(STATED TASK):
Could you write out every record below exactly, leaving out any pictures?

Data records
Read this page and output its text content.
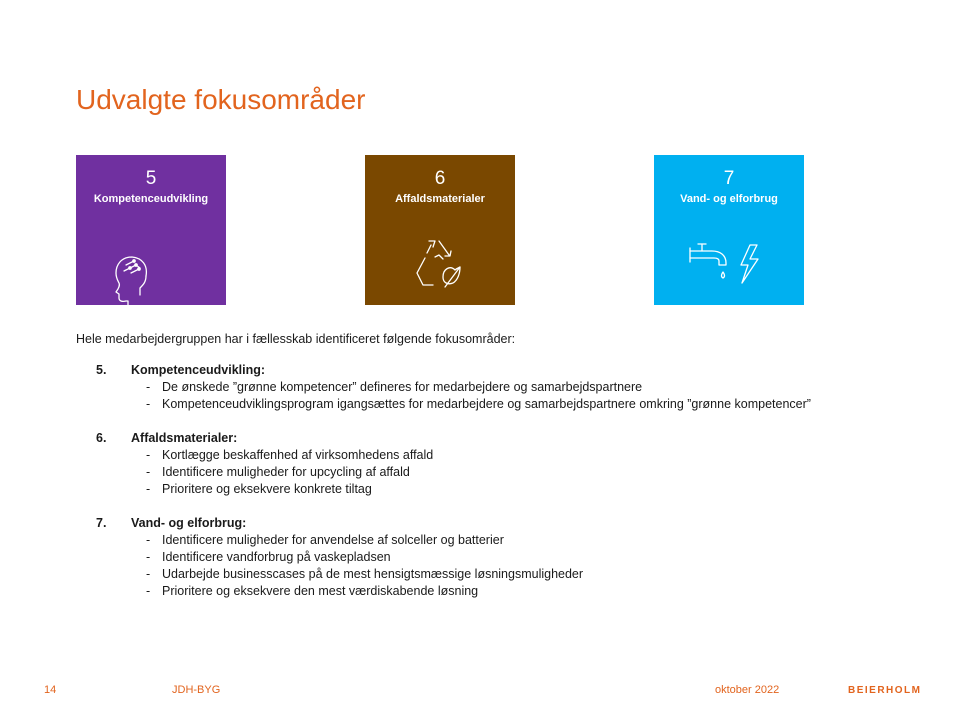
Udvalgte fokusområder
5
Kompetenceudvikling
6
Affaldsmaterialer
7
Vand- og elforbrug
Hele medarbejdergruppen har i fællesskab identificeret følgende fokusområder:
5.	Kompetenceudvikling:
- De ønskede ”grønne kompetencer” defineres for medarbejdere og samarbejdspartnere
- Kompetenceudviklingsprogram igangsættes for medarbejdere og samarbejdspartnere omkring ”grønne kompetencer”
6.	Affaldsmaterialer:
- Kortlægge beskaffenhed af virksomhedens affald
- Identificere muligheder for upcycling af affald
- Prioritere og eksekvere konkrete tiltag
7.	Vand- og elforbrug:
- Identificere muligheder for anvendelse af solceller og batterier
- Identificere vandforbrug på vaskepladsen
- Udarbejde businesscases på de mest hensigtsmæssige løsningsmuligheder
- Prioritere og eksekvere den mest værdiskabende løsning
14	JDH-BYG	oktober 2022	BEIERHOLM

(ANSWER FOR THE TASK):
Read this page and output its text content.
Udvalgte fokusområder
5
Kompetenceudvikling
6
Affaldsmaterialer
7
Vand- og elforbrug
Hele medarbejdergruppen har i fællesskab identificeret følgende fokusområder:
5.	Kompetenceudvikling:
- De ønskede ”grønne kompetencer” defineres for medarbejdere og samarbejdspartnere
- Kompetenceudviklingsprogram igangsættes for medarbejdere og samarbejdspartnere omkring ”grønne kompetencer”
6.	Affaldsmaterialer:
- Kortlægge beskaffenhed af virksomhedens affald
- Identificere muligheder for upcycling af affald
- Prioritere og eksekvere konkrete tiltag
7.	Vand- og elforbrug:
- Identificere muligheder for anvendelse af solceller og batterier
- Identificere vandforbrug på vaskepladsen
- Udarbejde businesscases på de mest hensigtsmæssige løsningsmuligheder
- Prioritere og eksekvere den mest værdiskabende løsning
14	JDH-BYG	oktober 2022	BEIERHOLM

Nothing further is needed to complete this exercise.